(Supplied data):
►

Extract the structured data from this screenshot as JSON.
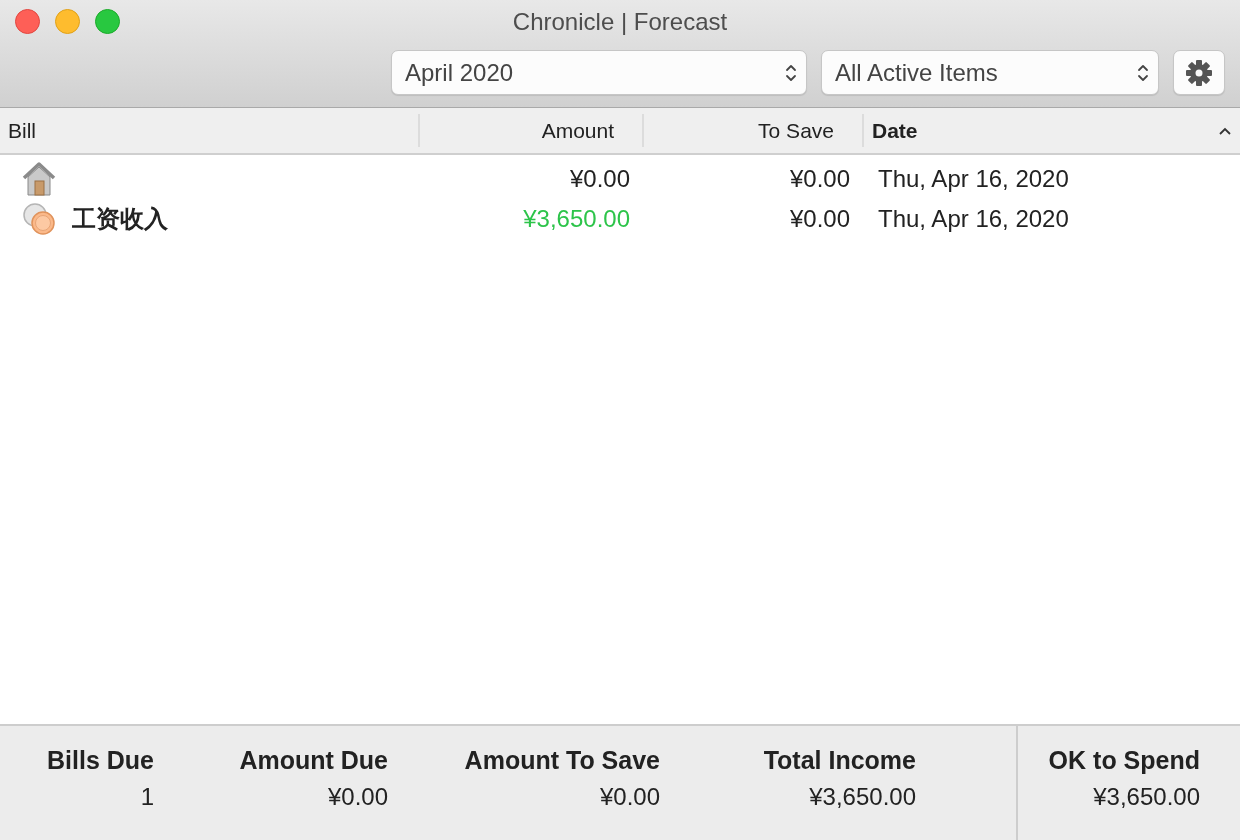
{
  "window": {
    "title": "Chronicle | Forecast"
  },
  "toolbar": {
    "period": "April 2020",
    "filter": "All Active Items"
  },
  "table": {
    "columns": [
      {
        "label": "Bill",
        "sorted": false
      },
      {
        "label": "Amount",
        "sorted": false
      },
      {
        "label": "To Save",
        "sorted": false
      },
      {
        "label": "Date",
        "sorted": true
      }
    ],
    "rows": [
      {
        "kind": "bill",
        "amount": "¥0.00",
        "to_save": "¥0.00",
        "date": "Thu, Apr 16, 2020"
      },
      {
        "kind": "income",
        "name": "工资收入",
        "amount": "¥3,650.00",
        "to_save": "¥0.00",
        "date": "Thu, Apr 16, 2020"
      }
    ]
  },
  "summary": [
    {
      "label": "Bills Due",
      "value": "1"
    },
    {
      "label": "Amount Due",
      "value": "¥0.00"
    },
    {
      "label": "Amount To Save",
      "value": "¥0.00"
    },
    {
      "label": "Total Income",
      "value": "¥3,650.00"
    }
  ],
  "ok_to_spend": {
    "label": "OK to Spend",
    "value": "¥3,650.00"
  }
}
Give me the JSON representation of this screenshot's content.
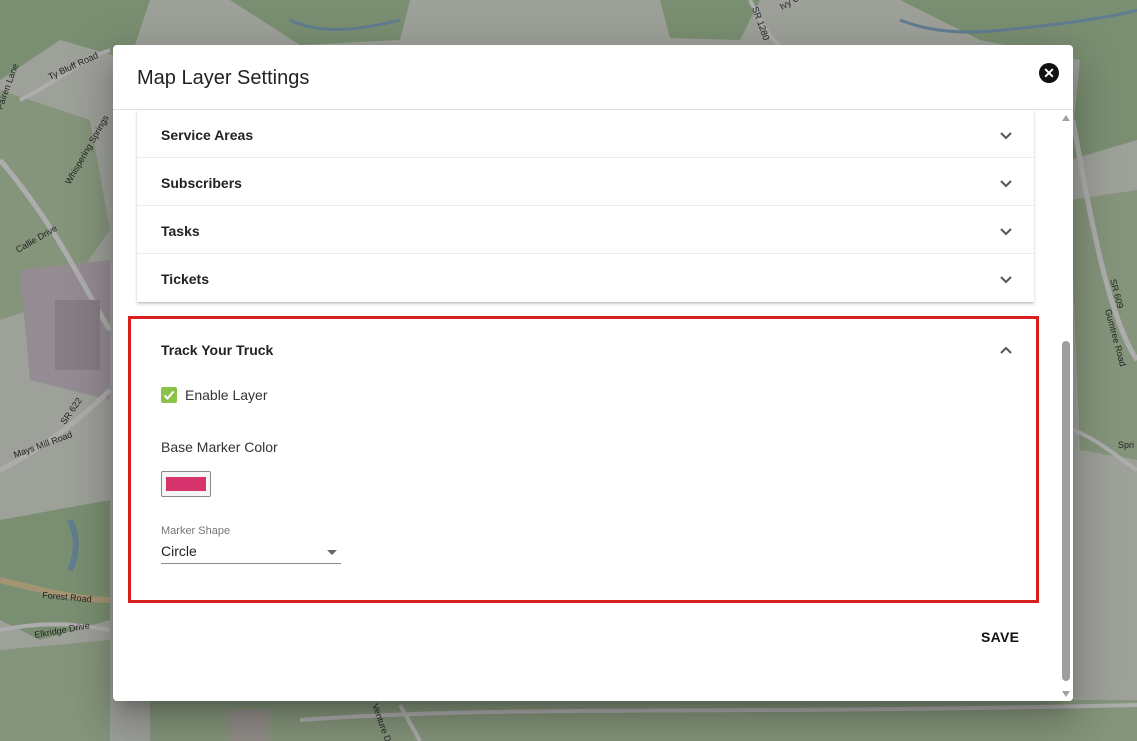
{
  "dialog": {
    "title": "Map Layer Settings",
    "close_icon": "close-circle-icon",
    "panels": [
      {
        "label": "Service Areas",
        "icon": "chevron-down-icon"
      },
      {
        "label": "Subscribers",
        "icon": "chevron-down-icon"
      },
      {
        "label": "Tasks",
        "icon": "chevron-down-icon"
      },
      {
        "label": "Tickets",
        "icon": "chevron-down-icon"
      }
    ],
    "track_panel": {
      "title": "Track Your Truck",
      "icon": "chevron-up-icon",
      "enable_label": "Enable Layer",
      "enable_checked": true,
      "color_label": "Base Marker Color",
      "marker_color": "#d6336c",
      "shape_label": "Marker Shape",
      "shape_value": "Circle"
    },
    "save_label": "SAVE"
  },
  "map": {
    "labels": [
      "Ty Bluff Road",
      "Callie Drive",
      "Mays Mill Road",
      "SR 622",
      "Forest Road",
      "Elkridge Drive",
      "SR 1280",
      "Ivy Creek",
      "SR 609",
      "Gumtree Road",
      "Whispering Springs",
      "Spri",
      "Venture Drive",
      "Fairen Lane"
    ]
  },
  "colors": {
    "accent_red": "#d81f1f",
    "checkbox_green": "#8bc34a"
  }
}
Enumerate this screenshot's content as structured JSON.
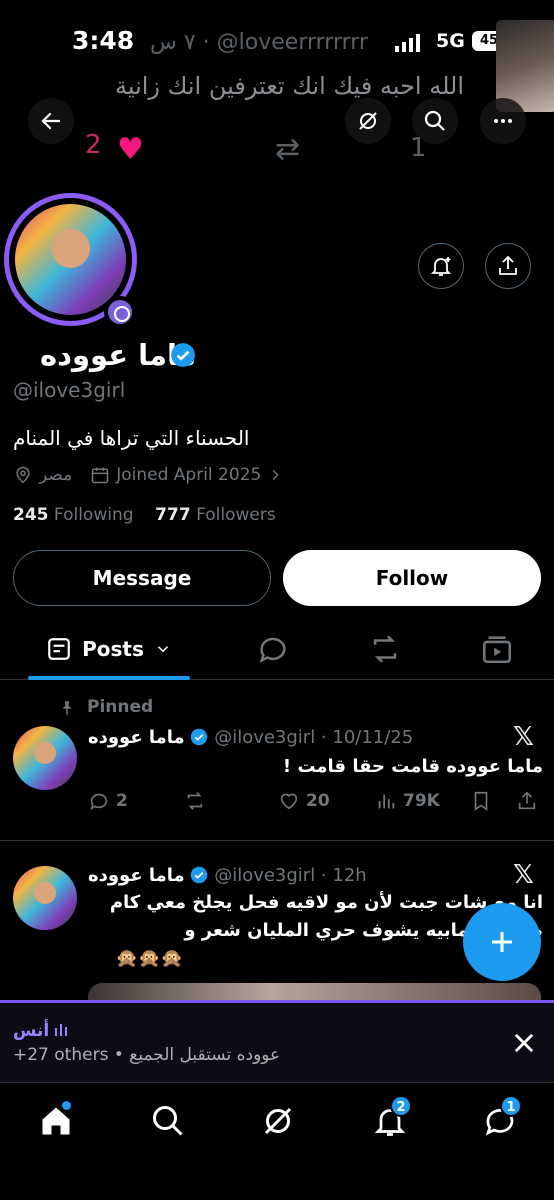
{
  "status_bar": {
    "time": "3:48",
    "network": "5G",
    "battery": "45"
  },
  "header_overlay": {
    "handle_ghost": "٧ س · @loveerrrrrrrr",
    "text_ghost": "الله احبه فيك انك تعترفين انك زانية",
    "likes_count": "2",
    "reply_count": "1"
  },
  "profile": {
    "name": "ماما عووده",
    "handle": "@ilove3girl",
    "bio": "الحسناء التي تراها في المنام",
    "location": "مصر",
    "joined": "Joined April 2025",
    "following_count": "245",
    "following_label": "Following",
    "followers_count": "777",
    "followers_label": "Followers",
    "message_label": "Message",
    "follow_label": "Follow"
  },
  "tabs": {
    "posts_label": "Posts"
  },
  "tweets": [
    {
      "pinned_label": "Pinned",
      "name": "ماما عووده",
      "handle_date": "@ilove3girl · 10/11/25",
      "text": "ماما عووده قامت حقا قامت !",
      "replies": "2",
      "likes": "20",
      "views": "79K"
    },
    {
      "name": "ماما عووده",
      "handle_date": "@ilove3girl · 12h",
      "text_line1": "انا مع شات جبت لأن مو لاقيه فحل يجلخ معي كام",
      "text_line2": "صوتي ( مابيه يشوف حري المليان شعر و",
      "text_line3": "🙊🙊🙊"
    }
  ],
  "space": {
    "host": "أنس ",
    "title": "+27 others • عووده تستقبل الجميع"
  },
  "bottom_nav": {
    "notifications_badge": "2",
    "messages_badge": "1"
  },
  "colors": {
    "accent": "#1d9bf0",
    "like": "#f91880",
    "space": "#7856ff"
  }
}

◄
►

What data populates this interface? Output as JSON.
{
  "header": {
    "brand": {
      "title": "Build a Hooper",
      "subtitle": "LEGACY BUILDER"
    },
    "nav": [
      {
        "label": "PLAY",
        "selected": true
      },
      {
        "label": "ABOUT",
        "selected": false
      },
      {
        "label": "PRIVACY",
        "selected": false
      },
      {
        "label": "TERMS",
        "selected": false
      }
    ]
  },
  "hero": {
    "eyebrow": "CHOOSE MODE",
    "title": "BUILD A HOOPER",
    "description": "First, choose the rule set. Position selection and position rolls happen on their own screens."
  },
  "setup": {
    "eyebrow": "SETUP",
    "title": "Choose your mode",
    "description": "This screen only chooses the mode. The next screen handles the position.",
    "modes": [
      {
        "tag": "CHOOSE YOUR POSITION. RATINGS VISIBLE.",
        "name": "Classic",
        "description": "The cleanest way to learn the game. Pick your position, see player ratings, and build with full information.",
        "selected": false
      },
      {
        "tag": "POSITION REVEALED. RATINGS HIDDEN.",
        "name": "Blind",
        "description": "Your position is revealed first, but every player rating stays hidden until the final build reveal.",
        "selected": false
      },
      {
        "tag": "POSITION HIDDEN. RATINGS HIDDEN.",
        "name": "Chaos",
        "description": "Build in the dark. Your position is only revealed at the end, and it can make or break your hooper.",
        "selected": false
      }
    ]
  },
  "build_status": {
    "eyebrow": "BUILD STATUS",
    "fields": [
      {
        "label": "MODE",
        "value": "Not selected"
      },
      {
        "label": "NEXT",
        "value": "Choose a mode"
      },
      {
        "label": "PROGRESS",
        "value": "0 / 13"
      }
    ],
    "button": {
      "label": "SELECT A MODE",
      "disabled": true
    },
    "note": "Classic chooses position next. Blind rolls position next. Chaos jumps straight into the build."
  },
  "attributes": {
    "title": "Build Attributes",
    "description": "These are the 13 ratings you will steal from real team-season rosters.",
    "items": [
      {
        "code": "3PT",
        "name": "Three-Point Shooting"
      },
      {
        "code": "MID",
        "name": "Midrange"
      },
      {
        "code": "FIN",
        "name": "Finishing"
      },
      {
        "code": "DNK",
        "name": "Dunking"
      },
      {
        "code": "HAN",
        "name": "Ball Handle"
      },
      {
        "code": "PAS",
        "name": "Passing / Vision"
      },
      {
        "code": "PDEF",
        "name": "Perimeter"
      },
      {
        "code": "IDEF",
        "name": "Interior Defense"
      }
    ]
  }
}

◄

(Stated exercise): Find the lines above that include the string "Road" and copy them.

(The result):
      "Ty Bluff Road",
      "Mays Mill Road",
      "Forest Road",
      "Gumtree Road",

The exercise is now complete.